| Exercise prompt |
Skip the images. Copy the records exactly as written.

<<<<

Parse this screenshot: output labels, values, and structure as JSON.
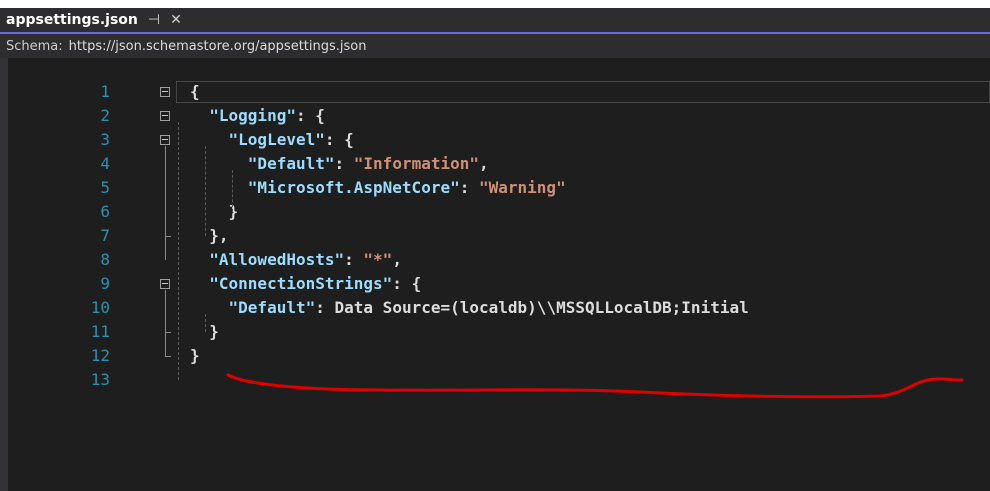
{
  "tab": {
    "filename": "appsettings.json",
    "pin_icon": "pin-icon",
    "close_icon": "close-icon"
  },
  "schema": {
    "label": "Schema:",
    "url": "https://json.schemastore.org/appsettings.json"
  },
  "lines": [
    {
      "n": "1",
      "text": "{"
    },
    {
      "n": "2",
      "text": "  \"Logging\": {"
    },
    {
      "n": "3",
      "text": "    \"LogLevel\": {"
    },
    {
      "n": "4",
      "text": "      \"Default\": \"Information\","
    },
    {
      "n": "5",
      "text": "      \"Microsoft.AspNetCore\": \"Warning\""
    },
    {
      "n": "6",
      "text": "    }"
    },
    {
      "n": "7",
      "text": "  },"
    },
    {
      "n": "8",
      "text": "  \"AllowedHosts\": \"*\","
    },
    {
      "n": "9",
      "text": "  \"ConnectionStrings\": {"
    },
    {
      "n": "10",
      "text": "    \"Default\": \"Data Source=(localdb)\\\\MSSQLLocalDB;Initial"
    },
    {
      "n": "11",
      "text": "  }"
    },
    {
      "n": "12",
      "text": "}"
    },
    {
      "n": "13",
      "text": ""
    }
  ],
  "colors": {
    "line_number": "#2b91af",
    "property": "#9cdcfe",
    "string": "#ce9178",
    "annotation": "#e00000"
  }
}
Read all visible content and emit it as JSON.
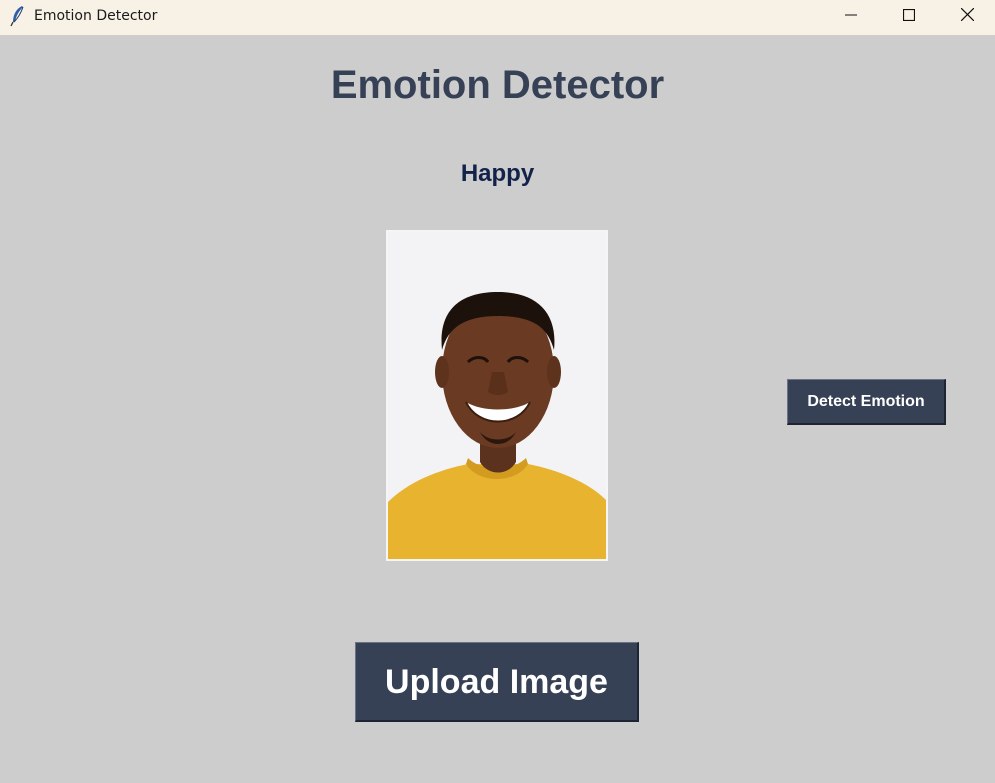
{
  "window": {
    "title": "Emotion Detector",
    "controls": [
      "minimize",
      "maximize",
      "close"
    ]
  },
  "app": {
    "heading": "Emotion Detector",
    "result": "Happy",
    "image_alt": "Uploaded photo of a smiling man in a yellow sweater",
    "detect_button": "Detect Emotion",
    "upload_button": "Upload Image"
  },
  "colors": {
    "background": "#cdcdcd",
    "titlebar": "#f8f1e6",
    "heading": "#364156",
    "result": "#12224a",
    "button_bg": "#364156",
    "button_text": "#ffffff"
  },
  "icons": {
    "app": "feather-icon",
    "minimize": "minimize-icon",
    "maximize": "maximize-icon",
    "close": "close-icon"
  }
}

>>>>

| Written answer |
Parse this screenshot: output labels, values, and structure as JSON.
{
  "tab": {
    "filename": "appsettings.json",
    "pin_icon": "pin-icon",
    "close_icon": "close-icon"
  },
  "schema": {
    "label": "Schema:",
    "url": "https://json.schemastore.org/appsettings.json"
  },
  "lines": [
    {
      "n": "1",
      "text": "{"
    },
    {
      "n": "2",
      "text": "  \"Logging\": {"
    },
    {
      "n": "3",
      "text": "    \"LogLevel\": {"
    },
    {
      "n": "4",
      "text": "      \"Default\": \"Information\","
    },
    {
      "n": "5",
      "text": "      \"Microsoft.AspNetCore\": \"Warning\""
    },
    {
      "n": "6",
      "text": "    }"
    },
    {
      "n": "7",
      "text": "  },"
    },
    {
      "n": "8",
      "text": "  \"AllowedHosts\": \"*\","
    },
    {
      "n": "9",
      "text": "  \"ConnectionStrings\": {"
    },
    {
      "n": "10",
      "text": "    \"Default\": \"Data Source=(localdb)\\\\MSSQLLocalDB;Initial"
    },
    {
      "n": "11",
      "text": "  }"
    },
    {
      "n": "12",
      "text": "}"
    },
    {
      "n": "13",
      "text": ""
    }
  ],
  "colors": {
    "line_number": "#2b91af",
    "property": "#9cdcfe",
    "string": "#ce9178",
    "annotation": "#e00000"
  }
}
Read all visible content and emit it as JSON.
{
  "window": {
    "title": "Emotion Detector",
    "controls": [
      "minimize",
      "maximize",
      "close"
    ]
  },
  "app": {
    "heading": "Emotion Detector",
    "result": "Happy",
    "image_alt": "Uploaded photo of a smiling man in a yellow sweater",
    "detect_button": "Detect Emotion",
    "upload_button": "Upload Image"
  },
  "colors": {
    "background": "#cdcdcd",
    "titlebar": "#f8f1e6",
    "heading": "#364156",
    "result": "#12224a",
    "button_bg": "#364156",
    "button_text": "#ffffff"
  },
  "icons": {
    "app": "feather-icon",
    "minimize": "minimize-icon",
    "maximize": "maximize-icon",
    "close": "close-icon"
  }
}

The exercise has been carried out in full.